## start Provided information
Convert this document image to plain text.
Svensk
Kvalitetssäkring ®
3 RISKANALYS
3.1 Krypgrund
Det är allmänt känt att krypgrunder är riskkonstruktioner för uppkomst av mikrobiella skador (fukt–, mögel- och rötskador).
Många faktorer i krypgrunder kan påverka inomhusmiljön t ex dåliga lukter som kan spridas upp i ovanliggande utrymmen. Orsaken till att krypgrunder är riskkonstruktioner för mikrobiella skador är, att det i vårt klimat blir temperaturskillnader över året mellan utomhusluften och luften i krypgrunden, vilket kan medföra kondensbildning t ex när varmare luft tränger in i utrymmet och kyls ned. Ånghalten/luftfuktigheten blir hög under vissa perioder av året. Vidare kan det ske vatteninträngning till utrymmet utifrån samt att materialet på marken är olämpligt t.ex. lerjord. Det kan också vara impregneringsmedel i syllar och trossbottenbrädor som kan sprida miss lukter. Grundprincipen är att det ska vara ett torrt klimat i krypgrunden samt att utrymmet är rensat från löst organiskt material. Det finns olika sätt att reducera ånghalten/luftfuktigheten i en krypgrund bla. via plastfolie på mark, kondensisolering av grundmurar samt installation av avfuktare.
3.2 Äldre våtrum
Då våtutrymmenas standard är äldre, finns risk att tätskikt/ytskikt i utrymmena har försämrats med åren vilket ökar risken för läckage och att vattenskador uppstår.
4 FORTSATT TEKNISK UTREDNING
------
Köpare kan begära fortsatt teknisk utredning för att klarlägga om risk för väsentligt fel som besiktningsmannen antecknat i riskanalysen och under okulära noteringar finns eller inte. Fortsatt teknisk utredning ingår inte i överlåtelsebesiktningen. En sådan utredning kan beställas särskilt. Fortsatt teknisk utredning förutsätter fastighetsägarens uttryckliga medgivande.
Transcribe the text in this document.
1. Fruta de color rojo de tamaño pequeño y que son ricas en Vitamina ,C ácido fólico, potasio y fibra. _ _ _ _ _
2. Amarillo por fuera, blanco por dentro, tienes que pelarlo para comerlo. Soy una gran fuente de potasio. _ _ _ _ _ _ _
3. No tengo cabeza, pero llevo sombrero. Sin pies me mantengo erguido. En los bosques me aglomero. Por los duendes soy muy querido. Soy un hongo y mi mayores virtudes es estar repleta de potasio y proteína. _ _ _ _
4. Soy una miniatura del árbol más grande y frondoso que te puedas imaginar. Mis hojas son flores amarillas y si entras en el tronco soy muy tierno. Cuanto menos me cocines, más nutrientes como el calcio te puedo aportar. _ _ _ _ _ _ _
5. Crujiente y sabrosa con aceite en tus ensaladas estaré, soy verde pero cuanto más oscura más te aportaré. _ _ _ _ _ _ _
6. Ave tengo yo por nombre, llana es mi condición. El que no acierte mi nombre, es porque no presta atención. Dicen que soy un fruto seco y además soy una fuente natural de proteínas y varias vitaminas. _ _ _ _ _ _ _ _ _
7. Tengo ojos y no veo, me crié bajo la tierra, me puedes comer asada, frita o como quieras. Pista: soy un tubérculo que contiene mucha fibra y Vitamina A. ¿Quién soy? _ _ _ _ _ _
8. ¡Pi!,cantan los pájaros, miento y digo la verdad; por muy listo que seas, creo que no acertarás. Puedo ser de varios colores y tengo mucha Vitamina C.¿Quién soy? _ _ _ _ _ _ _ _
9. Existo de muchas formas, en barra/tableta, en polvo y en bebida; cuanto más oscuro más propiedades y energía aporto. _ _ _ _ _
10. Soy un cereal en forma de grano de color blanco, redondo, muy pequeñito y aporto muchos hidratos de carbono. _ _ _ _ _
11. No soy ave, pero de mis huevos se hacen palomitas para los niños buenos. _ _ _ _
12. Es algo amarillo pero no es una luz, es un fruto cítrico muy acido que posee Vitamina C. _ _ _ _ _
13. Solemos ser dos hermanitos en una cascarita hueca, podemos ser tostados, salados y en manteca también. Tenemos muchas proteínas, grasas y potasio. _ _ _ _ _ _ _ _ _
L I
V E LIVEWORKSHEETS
## end Provided information
Exercise prompt.
Find how many lines of the listing include the string "potasio" and give that number, nothing else.

Solution below.
4